[Opening Study material section]

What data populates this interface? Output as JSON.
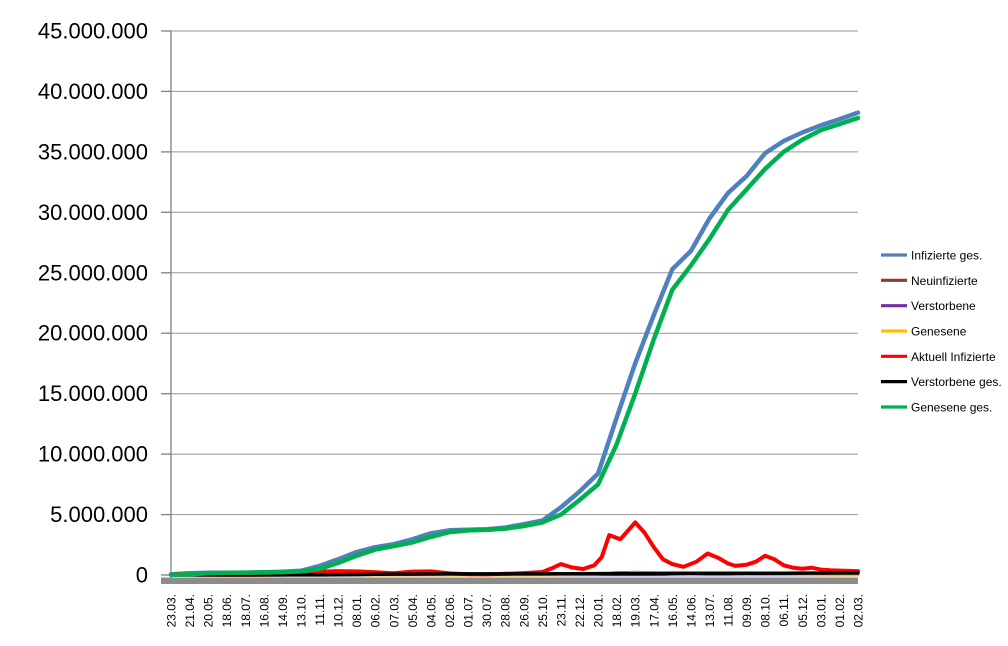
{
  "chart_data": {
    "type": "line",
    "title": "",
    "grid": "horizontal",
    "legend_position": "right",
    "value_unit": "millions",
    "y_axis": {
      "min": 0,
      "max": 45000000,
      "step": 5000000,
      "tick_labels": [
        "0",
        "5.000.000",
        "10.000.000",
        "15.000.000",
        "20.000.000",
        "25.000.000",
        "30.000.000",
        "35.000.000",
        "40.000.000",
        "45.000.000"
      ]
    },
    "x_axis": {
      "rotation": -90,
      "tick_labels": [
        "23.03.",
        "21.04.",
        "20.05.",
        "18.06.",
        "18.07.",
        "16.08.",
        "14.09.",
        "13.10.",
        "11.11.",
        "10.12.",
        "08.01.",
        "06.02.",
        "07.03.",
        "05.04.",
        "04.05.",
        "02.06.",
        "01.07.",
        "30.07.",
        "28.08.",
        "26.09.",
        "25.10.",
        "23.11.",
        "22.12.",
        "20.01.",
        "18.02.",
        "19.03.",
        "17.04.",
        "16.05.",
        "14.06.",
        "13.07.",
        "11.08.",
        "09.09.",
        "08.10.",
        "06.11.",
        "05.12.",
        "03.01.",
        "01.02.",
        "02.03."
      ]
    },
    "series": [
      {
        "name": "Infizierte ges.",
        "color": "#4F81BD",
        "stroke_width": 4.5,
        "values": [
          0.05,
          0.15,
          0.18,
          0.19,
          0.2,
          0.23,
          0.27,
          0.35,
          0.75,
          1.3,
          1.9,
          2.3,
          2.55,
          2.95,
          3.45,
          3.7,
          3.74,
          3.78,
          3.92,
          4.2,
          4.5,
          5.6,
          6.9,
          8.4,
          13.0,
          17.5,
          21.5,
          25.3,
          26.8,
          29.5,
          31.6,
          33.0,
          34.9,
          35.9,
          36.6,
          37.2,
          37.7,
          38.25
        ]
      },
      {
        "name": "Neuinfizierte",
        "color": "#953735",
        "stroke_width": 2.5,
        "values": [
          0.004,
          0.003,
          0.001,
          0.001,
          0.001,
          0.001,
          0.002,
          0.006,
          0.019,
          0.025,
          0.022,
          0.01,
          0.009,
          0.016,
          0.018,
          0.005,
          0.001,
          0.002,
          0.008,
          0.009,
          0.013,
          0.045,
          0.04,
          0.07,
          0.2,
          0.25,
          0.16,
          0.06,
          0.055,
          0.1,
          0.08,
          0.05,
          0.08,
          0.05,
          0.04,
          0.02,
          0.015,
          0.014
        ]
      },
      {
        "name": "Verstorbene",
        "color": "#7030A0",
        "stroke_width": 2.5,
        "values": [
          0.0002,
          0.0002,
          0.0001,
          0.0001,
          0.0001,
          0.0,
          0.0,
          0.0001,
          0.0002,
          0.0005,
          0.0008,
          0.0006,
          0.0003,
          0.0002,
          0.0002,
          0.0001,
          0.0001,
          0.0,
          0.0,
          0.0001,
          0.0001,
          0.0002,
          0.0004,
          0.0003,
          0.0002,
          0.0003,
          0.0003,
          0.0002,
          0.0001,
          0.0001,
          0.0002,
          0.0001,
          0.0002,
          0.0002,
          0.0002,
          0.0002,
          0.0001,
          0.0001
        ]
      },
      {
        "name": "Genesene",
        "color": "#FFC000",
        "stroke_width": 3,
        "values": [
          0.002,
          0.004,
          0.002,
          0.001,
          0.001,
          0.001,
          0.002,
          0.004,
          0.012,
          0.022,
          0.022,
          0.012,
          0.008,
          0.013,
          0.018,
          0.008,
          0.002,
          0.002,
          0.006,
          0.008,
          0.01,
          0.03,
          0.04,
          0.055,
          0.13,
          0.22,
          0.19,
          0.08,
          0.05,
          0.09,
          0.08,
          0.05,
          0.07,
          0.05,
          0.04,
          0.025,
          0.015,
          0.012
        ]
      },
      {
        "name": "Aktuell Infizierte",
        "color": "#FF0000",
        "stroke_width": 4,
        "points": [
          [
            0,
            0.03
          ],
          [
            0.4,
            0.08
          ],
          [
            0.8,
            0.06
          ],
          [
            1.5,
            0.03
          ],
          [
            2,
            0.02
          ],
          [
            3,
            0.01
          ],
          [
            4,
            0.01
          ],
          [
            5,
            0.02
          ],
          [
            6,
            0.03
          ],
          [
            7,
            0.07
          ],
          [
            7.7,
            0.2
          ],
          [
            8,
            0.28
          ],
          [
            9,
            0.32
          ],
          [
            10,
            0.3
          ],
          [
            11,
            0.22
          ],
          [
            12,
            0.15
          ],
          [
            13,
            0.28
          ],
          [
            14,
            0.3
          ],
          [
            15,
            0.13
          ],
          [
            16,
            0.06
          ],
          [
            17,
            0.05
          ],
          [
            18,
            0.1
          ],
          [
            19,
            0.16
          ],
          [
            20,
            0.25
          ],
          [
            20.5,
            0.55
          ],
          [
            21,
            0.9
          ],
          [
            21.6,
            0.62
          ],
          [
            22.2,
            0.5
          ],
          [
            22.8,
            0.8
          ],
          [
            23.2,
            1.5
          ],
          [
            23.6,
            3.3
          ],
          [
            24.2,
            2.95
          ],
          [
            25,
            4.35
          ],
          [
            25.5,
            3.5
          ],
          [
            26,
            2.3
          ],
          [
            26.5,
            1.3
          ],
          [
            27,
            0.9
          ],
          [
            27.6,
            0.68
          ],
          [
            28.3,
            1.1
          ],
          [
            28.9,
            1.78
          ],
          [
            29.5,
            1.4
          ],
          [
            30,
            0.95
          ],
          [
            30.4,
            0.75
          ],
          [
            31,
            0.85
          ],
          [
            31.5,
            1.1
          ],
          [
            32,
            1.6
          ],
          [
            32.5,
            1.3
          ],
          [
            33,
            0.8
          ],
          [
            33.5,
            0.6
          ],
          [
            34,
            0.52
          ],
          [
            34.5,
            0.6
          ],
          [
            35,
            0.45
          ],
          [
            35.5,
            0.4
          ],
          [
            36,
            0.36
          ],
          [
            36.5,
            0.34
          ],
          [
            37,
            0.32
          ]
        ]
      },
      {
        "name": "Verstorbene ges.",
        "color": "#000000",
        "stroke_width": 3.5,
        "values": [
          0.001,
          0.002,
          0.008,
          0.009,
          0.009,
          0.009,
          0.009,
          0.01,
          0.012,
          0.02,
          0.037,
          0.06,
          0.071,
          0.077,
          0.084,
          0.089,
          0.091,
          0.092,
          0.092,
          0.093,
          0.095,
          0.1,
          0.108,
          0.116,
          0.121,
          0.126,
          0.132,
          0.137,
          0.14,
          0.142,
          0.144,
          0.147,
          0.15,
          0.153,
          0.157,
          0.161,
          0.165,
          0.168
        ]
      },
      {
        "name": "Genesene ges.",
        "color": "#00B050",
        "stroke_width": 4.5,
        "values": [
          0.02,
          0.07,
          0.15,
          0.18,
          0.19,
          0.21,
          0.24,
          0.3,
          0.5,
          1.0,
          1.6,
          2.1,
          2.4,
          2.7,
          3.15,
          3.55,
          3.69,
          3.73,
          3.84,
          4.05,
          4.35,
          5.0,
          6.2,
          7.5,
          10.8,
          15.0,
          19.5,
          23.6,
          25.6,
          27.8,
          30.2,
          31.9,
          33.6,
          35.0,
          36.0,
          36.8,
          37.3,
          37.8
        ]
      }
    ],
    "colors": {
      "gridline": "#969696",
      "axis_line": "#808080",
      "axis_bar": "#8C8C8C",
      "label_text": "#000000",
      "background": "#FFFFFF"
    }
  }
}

[Closing Study material section]

## Brief
Return every line above in which the string "Verstorbene" occurs.

## Worked solution
        "name": "Verstorbene",
        "name": "Verstorbene ges.",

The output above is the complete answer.